### Directives
(1) Quote the cycling-path discussion from "Literally the sentence" up to and including "separated cycle paths.)".
(2) In the cycling-path discussion, roughly how far from the cycle path is the higher-capacity parallel road shown in pink?

### Quoted text
%%

Literally the sentence before the one you quote notes that this pathway is through a park, but it is not just a recreational path, "it is well connected and actually takes you where you want to go". He is taking a path that happens to go through a park, but it's straight and offers the same connectivity as a car would have. Here's the path he's taking at this point of the video (starting lower right); his cycle path is in green, the orange is a parallel road less than 100m away, and the pink is a higher capacity parallel road about 800m away. He's taking the cycling path but it's essentially no further than he would have gone otherwise, and it's probably shorter than the route he would take in a car. (PS: both the parallel roads highlighted have wide, separated cycle paths.)
1630019271445.png


This is the situation along Macleod, same scale, the cycle route in green, the high capacity road in pink, bike route from the video in yellow.

%%

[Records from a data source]

%%

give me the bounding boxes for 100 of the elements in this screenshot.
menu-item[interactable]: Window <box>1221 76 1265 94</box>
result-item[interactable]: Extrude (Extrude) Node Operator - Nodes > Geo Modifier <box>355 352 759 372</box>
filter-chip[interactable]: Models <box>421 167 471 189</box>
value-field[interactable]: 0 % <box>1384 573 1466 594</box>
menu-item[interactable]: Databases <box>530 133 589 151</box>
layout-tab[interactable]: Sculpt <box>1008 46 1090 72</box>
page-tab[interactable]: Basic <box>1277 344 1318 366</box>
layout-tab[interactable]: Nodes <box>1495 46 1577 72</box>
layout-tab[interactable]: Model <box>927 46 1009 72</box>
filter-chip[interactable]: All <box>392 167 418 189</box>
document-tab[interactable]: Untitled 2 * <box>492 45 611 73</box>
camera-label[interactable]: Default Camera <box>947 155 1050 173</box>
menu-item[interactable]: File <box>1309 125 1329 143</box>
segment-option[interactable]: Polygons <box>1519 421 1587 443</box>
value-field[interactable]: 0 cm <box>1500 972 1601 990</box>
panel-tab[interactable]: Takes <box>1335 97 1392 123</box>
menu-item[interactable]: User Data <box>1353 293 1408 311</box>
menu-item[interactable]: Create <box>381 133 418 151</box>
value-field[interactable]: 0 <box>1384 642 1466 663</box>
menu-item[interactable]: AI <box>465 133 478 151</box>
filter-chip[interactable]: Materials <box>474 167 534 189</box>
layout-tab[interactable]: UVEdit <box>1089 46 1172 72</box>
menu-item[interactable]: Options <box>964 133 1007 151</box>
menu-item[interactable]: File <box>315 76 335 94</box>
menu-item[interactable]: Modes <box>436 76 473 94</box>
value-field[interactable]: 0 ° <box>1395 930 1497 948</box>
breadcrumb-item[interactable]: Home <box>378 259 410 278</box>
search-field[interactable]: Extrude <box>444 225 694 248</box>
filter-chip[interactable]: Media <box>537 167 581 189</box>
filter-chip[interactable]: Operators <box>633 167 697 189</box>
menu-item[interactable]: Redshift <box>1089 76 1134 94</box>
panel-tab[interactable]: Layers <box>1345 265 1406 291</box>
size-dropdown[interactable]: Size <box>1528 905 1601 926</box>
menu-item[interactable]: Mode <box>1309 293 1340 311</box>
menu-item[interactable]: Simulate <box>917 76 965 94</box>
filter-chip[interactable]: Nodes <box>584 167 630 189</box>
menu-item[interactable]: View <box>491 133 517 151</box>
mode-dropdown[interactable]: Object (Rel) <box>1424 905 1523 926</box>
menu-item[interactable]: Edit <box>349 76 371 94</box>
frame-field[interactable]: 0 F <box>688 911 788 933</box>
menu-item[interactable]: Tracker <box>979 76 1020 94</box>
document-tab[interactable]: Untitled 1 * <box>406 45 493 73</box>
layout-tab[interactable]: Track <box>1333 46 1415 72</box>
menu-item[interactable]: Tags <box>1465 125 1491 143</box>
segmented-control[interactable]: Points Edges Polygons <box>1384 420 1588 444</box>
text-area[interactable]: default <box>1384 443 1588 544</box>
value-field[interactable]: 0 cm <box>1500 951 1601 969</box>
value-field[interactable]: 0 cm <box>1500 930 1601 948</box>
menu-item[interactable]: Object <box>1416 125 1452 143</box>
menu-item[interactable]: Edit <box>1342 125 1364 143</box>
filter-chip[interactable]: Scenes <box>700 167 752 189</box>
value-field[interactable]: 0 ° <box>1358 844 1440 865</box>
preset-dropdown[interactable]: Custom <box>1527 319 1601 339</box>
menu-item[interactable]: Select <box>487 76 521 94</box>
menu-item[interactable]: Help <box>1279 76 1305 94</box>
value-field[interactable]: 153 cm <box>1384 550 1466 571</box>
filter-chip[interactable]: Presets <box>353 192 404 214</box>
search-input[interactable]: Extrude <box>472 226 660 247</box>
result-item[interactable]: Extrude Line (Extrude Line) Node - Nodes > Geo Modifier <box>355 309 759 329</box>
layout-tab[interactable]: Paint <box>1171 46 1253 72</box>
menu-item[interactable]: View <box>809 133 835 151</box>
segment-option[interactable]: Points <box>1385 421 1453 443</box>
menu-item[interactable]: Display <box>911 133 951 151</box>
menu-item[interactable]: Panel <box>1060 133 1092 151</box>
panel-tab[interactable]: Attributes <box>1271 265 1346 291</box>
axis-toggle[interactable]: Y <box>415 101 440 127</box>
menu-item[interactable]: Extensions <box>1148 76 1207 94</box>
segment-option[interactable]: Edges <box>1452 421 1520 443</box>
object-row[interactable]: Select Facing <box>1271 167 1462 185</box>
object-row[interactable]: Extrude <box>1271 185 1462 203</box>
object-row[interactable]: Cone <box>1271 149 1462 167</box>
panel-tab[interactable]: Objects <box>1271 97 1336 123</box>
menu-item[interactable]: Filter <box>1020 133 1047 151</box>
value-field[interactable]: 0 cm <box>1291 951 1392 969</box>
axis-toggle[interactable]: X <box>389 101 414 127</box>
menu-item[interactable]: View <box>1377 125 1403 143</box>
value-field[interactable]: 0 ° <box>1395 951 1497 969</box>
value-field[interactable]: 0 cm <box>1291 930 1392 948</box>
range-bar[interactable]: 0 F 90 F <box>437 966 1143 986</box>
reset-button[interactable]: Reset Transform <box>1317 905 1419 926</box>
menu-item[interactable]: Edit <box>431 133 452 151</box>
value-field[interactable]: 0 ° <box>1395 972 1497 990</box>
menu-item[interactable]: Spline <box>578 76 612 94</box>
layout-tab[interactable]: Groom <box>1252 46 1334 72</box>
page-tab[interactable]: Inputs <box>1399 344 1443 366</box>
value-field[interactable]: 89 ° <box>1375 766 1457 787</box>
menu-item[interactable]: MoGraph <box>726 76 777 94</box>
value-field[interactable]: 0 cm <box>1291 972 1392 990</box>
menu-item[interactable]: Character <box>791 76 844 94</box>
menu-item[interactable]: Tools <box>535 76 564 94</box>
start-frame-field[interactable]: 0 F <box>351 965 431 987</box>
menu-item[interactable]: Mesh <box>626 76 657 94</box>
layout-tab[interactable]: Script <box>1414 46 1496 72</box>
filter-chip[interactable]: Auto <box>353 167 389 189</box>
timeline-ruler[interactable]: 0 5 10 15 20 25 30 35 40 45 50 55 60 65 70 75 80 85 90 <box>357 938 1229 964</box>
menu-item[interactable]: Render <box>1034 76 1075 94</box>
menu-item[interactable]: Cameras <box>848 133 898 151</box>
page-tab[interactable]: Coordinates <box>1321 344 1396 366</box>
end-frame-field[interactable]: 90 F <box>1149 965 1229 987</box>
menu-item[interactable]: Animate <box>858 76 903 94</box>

%%

### Response list
(1)
Literally the sentence before the one you quote notes that this pathway is through a park, but it is not just a recreational path, "it is well connected and actually takes you where you want to go". He is taking a path that happens to go through a park, but it's straight and offers the same connectivity as a car would have. Here's the path he's taking at this point of the video (starting lower right); his cycle path is in green, the orange is a parallel road less than 100m away, and the pink is a higher capacity parallel road about 800m away. He's taking the cycling path but it's essentially no further than he would have gone otherwise, and it's probably shorter than the route he would take in a car. (PS: both the parallel roads highlighted have wide, separated cycle paths.)

(2) About 800m away.